● What you should do:
Scan the records and identify every line in which the string "main" occurs, then return those lines.
** Start Exercise material **
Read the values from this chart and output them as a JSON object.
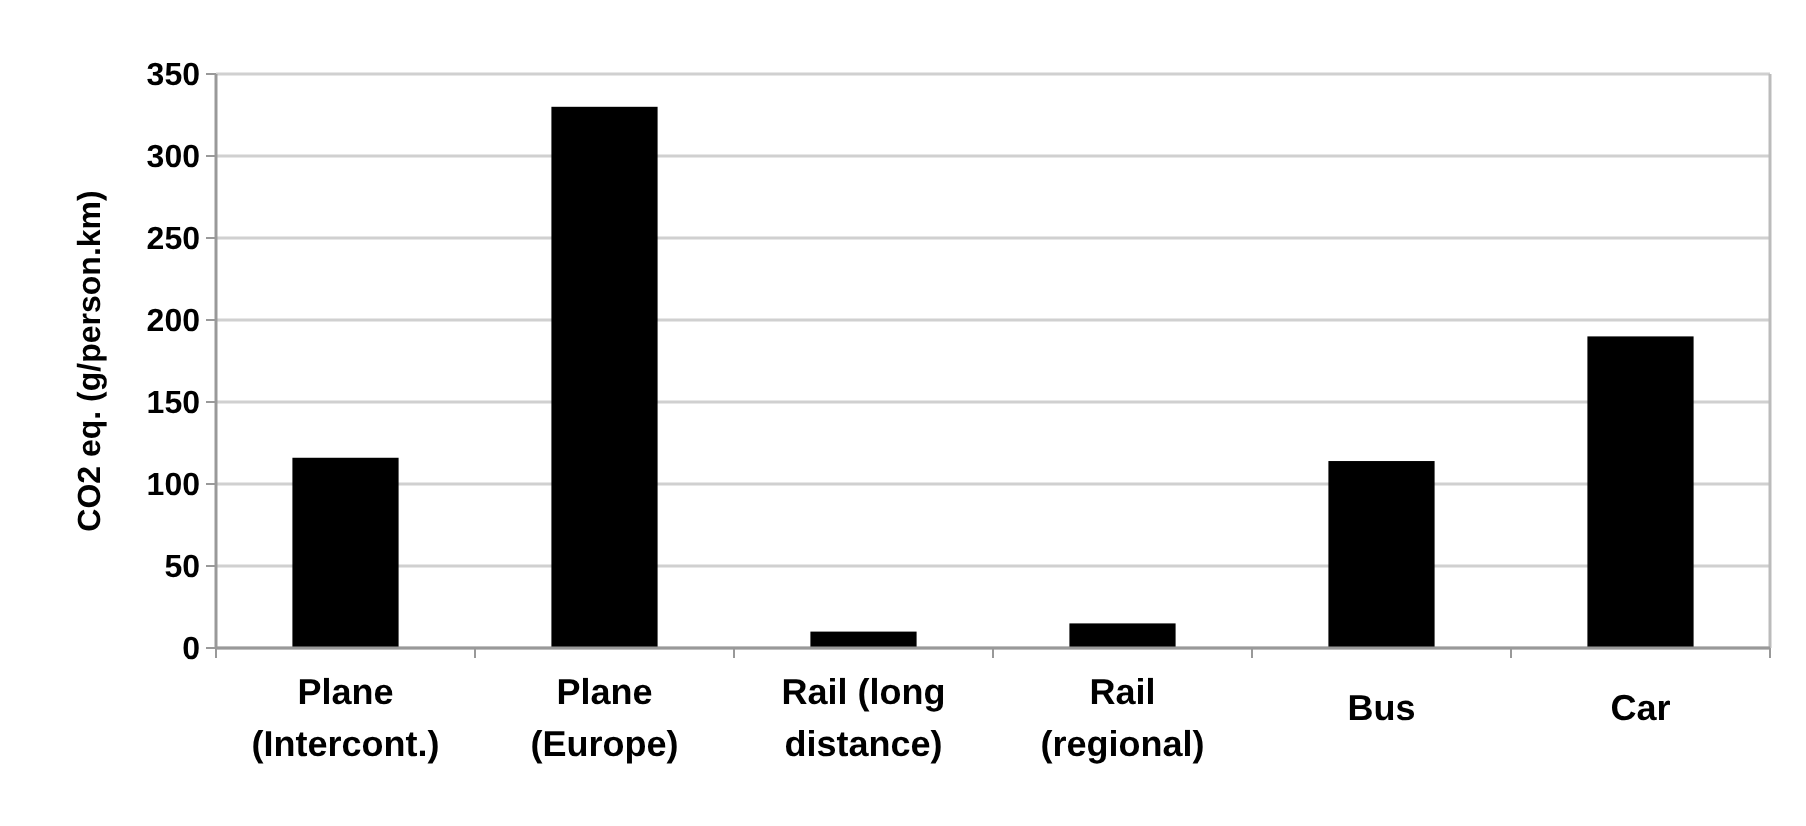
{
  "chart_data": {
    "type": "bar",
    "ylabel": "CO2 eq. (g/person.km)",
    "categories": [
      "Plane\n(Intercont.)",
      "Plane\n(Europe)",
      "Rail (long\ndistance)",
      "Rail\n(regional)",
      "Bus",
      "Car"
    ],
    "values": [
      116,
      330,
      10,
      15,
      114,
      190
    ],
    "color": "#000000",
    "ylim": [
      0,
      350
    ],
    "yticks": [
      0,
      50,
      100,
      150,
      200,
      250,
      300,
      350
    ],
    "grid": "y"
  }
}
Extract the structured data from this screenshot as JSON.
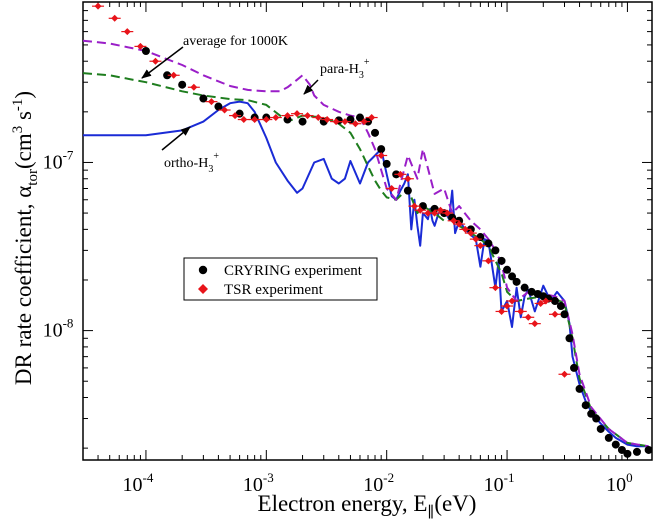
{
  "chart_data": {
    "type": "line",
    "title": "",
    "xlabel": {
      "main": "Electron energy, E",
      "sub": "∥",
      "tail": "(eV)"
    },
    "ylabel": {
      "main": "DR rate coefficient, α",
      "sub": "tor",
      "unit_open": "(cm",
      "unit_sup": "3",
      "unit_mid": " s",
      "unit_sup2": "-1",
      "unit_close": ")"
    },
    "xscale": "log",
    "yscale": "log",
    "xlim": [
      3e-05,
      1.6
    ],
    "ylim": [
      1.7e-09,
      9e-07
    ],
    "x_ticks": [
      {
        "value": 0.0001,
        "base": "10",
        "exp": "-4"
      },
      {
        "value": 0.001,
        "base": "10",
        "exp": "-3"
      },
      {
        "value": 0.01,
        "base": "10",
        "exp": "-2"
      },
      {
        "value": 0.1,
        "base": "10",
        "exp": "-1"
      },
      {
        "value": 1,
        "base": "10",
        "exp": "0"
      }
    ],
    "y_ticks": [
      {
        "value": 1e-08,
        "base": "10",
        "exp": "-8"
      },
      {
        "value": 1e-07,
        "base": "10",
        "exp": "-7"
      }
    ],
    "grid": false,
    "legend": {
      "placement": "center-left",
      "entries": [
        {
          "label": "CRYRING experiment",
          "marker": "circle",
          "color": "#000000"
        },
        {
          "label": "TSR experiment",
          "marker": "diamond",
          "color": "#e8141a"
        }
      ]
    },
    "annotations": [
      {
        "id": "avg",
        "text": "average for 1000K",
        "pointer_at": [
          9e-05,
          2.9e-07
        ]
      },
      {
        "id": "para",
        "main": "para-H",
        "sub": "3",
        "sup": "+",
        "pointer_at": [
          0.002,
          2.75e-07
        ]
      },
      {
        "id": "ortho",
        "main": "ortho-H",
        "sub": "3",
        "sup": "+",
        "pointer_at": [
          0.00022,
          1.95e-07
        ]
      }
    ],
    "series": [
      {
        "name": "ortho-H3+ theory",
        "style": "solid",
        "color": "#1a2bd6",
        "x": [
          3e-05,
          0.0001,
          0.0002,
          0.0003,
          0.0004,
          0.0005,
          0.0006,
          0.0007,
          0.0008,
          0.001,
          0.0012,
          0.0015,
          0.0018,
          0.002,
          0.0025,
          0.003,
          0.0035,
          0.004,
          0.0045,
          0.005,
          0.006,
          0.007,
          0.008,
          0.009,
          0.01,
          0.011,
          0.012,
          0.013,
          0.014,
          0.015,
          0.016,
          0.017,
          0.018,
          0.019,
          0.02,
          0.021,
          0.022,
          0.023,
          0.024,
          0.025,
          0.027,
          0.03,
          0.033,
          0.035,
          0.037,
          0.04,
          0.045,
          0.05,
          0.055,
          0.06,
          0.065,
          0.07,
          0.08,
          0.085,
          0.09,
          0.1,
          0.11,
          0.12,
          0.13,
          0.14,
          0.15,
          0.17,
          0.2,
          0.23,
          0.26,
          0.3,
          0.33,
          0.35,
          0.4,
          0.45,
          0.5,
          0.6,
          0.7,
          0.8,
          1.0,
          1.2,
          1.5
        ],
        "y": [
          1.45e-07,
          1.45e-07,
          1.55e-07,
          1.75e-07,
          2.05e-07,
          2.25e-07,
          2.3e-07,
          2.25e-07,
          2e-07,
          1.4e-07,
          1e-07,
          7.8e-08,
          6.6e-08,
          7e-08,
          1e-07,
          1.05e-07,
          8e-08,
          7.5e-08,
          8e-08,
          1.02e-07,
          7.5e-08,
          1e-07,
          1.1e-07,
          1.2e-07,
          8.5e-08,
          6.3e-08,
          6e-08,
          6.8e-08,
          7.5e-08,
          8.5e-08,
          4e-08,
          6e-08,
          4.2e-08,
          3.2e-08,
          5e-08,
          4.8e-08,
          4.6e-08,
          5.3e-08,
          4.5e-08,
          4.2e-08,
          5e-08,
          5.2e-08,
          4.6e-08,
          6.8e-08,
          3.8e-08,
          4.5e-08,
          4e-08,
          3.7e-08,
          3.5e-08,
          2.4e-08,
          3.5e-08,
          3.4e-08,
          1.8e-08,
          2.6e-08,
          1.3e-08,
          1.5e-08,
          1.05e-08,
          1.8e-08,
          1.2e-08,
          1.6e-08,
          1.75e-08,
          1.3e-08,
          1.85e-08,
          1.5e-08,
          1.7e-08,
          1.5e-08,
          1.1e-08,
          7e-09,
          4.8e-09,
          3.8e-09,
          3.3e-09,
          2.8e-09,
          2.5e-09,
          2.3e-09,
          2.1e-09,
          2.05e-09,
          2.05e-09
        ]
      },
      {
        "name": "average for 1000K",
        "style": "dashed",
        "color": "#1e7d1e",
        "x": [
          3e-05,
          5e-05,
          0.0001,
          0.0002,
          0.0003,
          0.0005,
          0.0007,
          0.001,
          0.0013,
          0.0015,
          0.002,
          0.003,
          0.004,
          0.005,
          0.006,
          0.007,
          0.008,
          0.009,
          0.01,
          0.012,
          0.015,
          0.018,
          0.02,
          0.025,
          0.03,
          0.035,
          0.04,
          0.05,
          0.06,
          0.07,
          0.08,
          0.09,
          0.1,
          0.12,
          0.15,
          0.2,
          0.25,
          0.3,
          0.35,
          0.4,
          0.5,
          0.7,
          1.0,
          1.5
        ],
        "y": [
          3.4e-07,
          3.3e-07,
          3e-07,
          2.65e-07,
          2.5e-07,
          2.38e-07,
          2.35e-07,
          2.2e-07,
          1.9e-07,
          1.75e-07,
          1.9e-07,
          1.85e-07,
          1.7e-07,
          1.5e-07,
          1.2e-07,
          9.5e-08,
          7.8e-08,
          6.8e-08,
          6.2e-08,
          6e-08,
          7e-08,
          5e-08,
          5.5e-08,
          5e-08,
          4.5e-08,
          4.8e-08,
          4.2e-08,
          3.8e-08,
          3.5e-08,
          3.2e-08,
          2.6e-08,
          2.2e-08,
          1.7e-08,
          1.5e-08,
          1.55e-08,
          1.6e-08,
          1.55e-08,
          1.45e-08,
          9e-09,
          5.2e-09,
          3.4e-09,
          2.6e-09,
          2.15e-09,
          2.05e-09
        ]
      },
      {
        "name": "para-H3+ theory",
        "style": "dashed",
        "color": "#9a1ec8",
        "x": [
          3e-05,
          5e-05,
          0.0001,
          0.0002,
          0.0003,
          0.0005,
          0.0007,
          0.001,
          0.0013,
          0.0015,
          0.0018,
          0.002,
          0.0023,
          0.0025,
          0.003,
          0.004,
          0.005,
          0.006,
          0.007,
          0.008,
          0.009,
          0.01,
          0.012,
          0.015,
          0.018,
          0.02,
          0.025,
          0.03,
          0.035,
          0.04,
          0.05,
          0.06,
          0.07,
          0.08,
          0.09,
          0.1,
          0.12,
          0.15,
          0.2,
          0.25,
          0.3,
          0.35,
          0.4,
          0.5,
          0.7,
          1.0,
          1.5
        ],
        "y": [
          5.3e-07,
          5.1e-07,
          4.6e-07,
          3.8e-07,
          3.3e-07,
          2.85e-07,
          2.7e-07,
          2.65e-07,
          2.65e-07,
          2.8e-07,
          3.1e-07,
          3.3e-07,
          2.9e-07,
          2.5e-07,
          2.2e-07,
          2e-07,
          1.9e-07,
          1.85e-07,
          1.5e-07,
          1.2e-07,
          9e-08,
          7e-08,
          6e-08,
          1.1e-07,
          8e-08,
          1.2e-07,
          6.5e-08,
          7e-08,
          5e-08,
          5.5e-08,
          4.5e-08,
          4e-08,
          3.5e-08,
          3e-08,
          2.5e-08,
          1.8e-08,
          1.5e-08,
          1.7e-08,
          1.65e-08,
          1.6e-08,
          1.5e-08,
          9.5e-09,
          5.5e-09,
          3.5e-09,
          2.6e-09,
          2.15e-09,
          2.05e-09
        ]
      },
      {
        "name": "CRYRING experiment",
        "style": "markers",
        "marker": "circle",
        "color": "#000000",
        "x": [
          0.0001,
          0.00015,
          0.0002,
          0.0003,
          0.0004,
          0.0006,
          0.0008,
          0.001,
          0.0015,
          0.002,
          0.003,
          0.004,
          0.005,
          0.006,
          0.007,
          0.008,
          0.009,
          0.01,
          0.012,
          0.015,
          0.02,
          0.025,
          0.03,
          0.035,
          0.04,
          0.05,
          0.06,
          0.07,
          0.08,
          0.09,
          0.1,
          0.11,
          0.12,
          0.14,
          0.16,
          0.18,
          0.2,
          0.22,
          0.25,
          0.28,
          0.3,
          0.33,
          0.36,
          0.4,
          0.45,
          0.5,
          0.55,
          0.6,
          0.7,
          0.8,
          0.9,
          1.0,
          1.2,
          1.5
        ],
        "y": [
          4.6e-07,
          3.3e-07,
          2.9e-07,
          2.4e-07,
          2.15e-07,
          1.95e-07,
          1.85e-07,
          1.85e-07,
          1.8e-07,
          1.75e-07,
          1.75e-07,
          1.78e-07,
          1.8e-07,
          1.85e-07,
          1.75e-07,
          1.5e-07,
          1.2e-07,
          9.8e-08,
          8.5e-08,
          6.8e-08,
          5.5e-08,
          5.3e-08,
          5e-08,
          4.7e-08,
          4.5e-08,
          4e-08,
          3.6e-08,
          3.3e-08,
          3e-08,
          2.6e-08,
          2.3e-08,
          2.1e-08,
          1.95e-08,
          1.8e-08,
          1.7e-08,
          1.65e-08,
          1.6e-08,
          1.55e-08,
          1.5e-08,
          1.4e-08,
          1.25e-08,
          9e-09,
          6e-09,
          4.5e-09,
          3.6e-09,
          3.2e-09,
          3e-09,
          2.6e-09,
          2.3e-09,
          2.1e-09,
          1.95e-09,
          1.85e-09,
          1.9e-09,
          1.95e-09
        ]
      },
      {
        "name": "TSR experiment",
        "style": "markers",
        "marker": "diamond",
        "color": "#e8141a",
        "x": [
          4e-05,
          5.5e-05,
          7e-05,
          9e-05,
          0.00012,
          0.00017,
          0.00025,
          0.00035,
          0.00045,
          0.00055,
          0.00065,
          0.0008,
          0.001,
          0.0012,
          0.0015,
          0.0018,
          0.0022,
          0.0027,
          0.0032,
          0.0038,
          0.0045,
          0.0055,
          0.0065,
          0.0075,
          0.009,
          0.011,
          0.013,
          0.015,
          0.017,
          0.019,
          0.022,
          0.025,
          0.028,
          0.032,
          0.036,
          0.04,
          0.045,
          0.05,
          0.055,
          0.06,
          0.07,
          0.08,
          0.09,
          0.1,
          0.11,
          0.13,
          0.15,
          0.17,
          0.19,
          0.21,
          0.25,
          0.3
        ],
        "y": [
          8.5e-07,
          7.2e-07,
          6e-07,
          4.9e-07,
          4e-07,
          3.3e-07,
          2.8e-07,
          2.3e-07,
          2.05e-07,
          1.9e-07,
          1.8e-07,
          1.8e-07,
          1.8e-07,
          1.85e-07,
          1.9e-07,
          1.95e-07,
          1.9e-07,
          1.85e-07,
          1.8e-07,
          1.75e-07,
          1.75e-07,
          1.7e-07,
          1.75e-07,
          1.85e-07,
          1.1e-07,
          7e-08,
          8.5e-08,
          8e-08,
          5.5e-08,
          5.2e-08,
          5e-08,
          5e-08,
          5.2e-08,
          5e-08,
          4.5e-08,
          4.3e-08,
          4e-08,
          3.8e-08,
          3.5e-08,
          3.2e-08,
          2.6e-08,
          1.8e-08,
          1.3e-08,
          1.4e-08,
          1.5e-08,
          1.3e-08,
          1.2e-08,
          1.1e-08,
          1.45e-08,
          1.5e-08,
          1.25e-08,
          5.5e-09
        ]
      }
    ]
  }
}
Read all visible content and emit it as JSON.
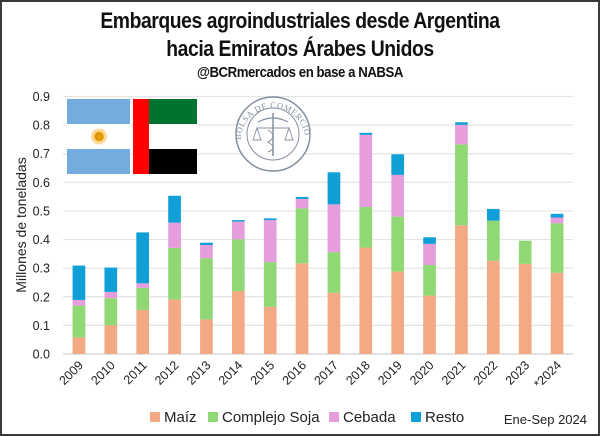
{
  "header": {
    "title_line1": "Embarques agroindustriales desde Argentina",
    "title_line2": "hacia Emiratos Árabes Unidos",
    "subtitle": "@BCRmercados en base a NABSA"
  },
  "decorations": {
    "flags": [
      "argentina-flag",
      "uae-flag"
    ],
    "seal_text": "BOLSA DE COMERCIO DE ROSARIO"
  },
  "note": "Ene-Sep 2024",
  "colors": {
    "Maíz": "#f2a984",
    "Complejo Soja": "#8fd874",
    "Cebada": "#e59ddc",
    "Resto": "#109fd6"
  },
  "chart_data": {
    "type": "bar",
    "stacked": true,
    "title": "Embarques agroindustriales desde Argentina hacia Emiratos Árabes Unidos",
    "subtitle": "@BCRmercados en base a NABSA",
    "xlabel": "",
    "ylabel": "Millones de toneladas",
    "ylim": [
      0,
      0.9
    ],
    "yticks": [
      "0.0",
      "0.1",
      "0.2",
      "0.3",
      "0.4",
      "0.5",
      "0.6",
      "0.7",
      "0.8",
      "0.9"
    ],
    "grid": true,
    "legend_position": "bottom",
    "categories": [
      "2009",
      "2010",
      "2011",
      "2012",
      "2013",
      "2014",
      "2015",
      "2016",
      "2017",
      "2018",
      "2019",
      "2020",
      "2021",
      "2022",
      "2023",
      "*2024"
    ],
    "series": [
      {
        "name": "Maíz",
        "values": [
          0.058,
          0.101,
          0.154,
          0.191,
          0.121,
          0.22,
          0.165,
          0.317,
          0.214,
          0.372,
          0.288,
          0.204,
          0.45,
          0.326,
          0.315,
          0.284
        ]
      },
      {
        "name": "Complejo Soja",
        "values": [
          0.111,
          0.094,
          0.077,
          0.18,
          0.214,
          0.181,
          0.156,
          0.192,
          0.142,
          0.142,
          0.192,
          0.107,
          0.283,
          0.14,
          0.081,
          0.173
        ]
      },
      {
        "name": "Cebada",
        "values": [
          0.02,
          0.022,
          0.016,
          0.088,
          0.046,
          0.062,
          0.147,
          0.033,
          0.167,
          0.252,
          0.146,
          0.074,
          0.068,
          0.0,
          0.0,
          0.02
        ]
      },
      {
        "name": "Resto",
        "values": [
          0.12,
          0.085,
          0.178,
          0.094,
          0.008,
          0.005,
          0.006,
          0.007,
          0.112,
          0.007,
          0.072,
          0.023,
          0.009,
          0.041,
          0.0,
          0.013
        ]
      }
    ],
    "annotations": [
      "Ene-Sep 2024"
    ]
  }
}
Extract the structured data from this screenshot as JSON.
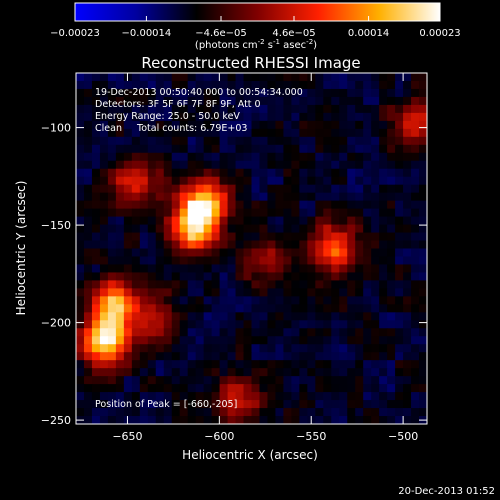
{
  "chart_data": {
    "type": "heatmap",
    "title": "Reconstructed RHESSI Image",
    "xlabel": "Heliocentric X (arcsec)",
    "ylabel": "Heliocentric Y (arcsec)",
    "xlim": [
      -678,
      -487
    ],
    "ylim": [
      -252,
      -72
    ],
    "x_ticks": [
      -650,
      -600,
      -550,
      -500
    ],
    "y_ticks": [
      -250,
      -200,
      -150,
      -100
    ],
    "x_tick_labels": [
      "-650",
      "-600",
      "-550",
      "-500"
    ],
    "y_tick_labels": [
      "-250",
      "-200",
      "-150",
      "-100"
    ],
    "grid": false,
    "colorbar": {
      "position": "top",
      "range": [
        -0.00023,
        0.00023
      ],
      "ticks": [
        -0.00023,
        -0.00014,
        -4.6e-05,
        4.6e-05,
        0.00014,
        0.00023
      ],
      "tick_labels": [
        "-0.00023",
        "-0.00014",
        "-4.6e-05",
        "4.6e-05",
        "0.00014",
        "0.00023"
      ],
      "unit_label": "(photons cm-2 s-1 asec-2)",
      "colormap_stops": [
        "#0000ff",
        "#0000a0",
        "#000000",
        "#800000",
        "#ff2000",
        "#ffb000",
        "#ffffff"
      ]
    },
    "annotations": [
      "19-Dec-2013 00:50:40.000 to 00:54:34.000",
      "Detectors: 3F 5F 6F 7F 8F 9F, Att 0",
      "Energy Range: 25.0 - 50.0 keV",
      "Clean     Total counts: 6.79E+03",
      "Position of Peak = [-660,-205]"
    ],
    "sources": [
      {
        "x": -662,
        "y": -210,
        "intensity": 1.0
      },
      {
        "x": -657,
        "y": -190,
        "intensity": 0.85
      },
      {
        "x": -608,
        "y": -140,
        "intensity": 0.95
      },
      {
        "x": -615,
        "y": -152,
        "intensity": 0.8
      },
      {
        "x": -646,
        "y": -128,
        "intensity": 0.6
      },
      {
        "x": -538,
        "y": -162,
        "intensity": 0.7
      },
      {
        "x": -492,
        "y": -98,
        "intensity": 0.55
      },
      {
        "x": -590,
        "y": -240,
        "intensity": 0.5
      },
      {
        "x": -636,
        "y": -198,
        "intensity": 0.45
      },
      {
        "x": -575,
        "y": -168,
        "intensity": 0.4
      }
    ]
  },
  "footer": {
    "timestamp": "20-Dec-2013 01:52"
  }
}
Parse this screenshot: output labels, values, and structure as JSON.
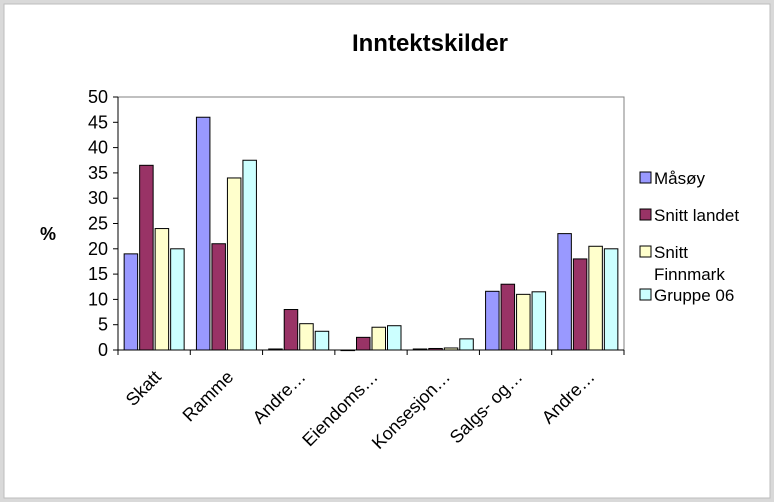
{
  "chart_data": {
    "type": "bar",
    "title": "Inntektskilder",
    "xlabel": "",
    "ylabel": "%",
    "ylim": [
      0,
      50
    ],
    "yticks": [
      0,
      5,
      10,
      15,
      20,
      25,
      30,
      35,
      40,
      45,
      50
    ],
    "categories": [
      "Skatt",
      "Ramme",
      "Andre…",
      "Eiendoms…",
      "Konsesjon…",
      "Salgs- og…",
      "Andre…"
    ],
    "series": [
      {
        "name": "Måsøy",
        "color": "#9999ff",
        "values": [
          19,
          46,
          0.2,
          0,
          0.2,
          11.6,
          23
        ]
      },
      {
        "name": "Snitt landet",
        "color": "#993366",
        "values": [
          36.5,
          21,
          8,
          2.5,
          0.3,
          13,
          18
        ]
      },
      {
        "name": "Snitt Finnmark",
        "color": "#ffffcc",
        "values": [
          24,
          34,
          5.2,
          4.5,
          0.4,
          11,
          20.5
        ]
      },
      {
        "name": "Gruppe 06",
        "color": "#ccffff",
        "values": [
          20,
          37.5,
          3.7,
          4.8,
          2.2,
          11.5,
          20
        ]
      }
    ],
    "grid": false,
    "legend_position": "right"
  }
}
** End Exercise material **
● Answer to the exercise:
      "main": "Electron energy, E",
      "main": "DR rate coefficient, α",
        "main": "para-H",
        "main": "ortho-H",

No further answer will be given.